— Start RECORDS FOR THE TASK —

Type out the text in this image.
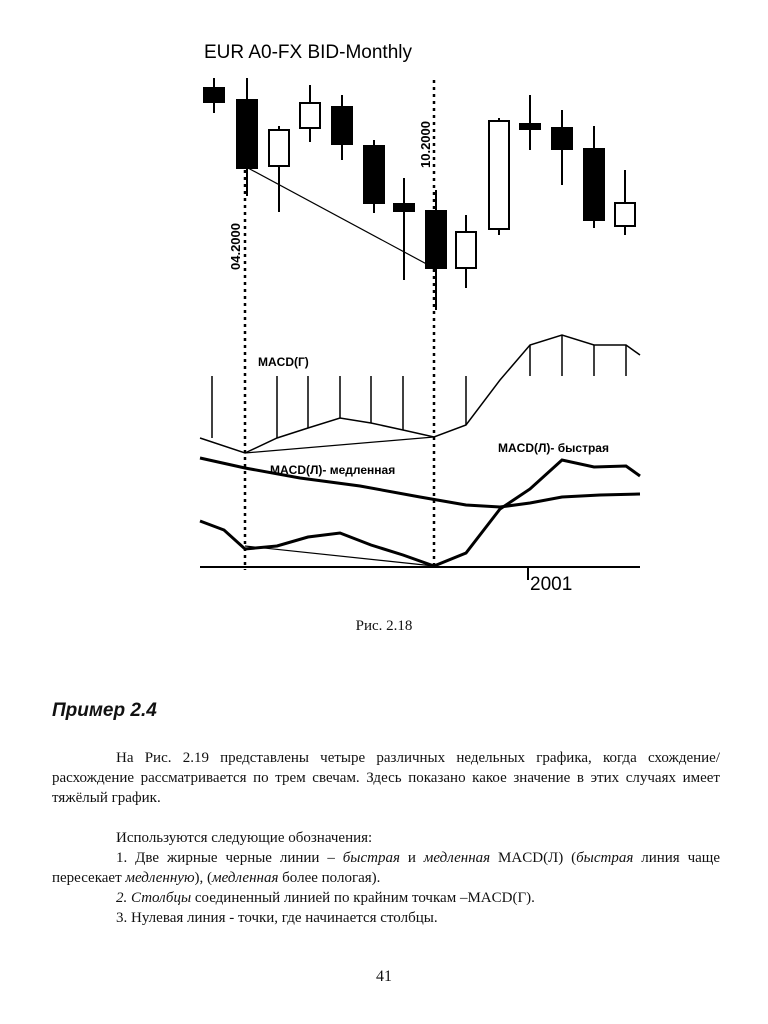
EUR A0-FX BID-Monthly
04.2000
10.2000
2001
MACD(Г)
MACD(Л)- медленная
MACD(Л)- быстрая
Рис. 2.18
Пример 2.4
На Рис. 2.19 представлены четыре различных недельных графика, когда схождение/расхождение рассматривается по трем свечам. Здесь показано какое значение в этих случаях имеет тяжёлый график.
Используются следующие обозначения:
1. Две жирные черные линии – быстрая и медленная MACD(Л) (быстрая линия чаще пересекает медленную), (медленная более пологая).
2. Столбцы соединенный линией по крайним точкам –MACD(Г).
3. Нулевая линия - точки, где начинается столбцы.
41
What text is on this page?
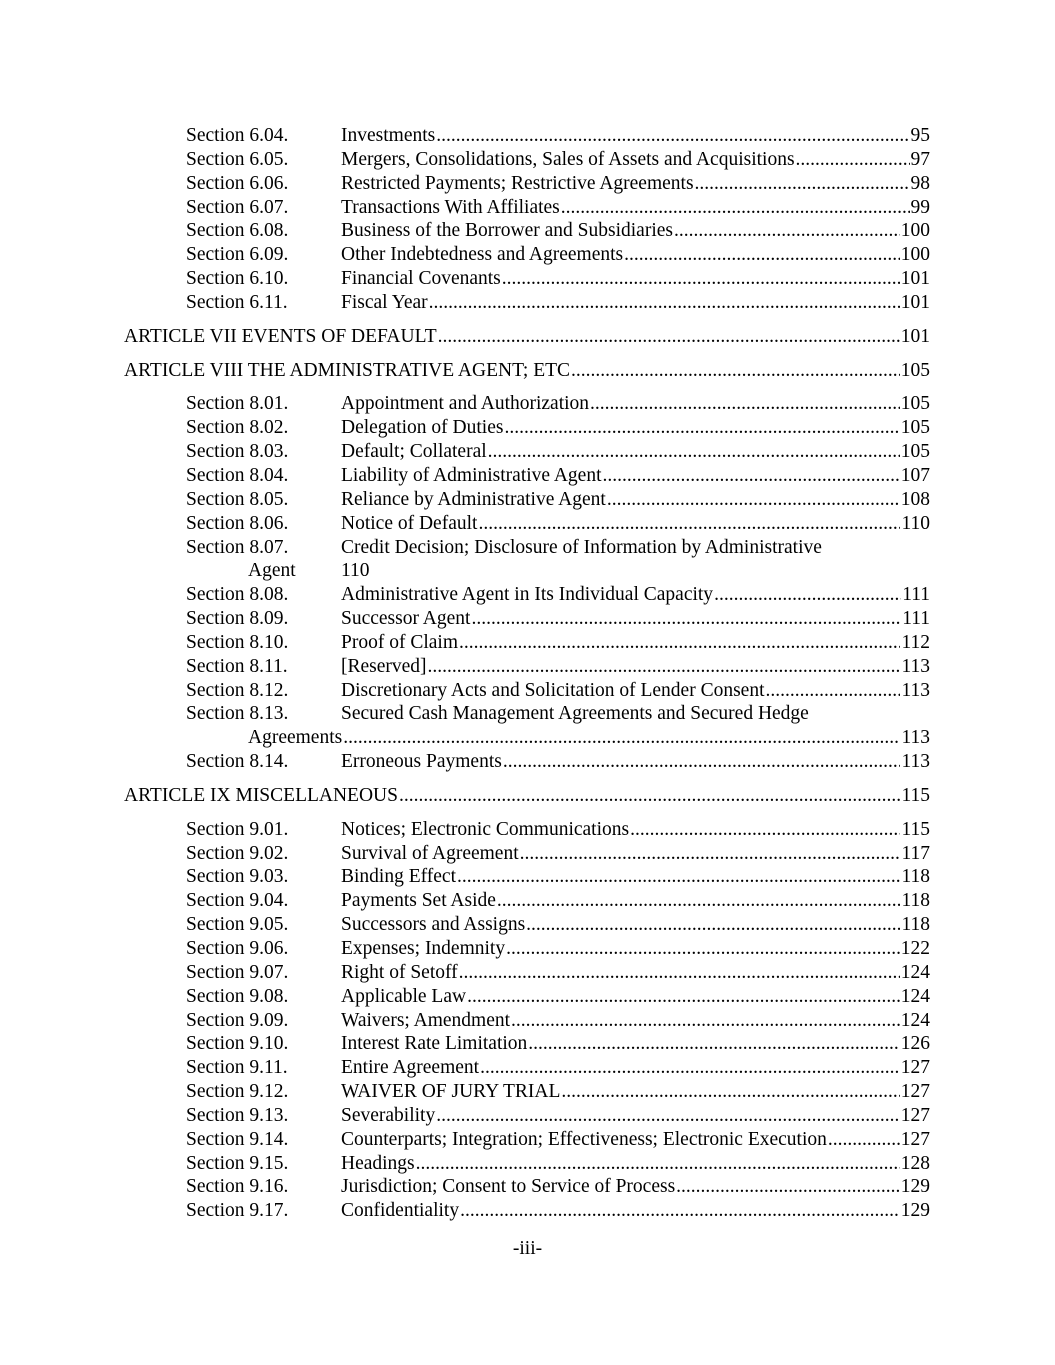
Section 6.04.	Investments .....	95
Section 6.05.	Mergers, Consolidations, Sales of Assets and Acquisitions .....	97
Section 6.06.	Restricted Payments; Restrictive Agreements .....	98
Section 6.07.	Transactions With Affiliates .....	99
Section 6.08.	Business of the Borrower and Subsidiaries .....	100
Section 6.09.	Other Indebtedness and Agreements .....	100
Section 6.10.	Financial Covenants .....	101
Section 6.11.	Fiscal Year .....	101
ARTICLE VII EVENTS OF DEFAULT .....	101
ARTICLE VIII THE ADMINISTRATIVE AGENT; ETC .....	105
Section 8.01.	Appointment and Authorization .....	105
Section 8.02.	Delegation of Duties .....	105
Section 8.03.	Default; Collateral .....	105
Section 8.04.	Liability of Administrative Agent .....	107
Section 8.05.	Reliance by Administrative Agent .....	108
Section 8.06.	Notice of Default .....	110
Section 8.07.	Credit Decision; Disclosure of Information by Administrative
Agent 110
Section 8.08.	Administrative Agent in Its Individual Capacity .....	111
Section 8.09.	Successor Agent .....	111
Section 8.10.	Proof of Claim .....	112
Section 8.11.	[Reserved] .....	113
Section 8.12.	Discretionary Acts and Solicitation of Lender Consent .....	113
Section 8.13.	Secured Cash Management Agreements and Secured Hedge
Agreements .....	113
Section 8.14.	Erroneous Payments .....	113
ARTICLE IX MISCELLANEOUS .....	115
Section 9.01.	Notices; Electronic Communications .....	115
Section 9.02.	Survival of Agreement .....	117
Section 9.03.	Binding Effect .....	118
Section 9.04.	Payments Set Aside .....	118
Section 9.05.	Successors and Assigns .....	118
Section 9.06.	Expenses; Indemnity .....	122
Section 9.07.	Right of Setoff .....	124
Section 9.08.	Applicable Law .....	124
Section 9.09.	Waivers; Amendment .....	124
Section 9.10.	Interest Rate Limitation .....	126
Section 9.11.	Entire Agreement .....	127
Section 9.12.	WAIVER OF JURY TRIAL .....	127
Section 9.13.	Severability .....	127
Section 9.14.	Counterparts; Integration; Effectiveness; Electronic Execution .....	127
Section 9.15.	Headings .....	128
Section 9.16.	Jurisdiction; Consent to Service of Process .....	129
Section 9.17.	Confidentiality .....	129
-iii-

— End RECORDS FOR THE TASK —

**EXERCISE PROMPT:** Gather each line in the entries above where the string "text" is found.

**RESULT OF THE EXERCISE:**
Type out the text in this image.
What text is on this page?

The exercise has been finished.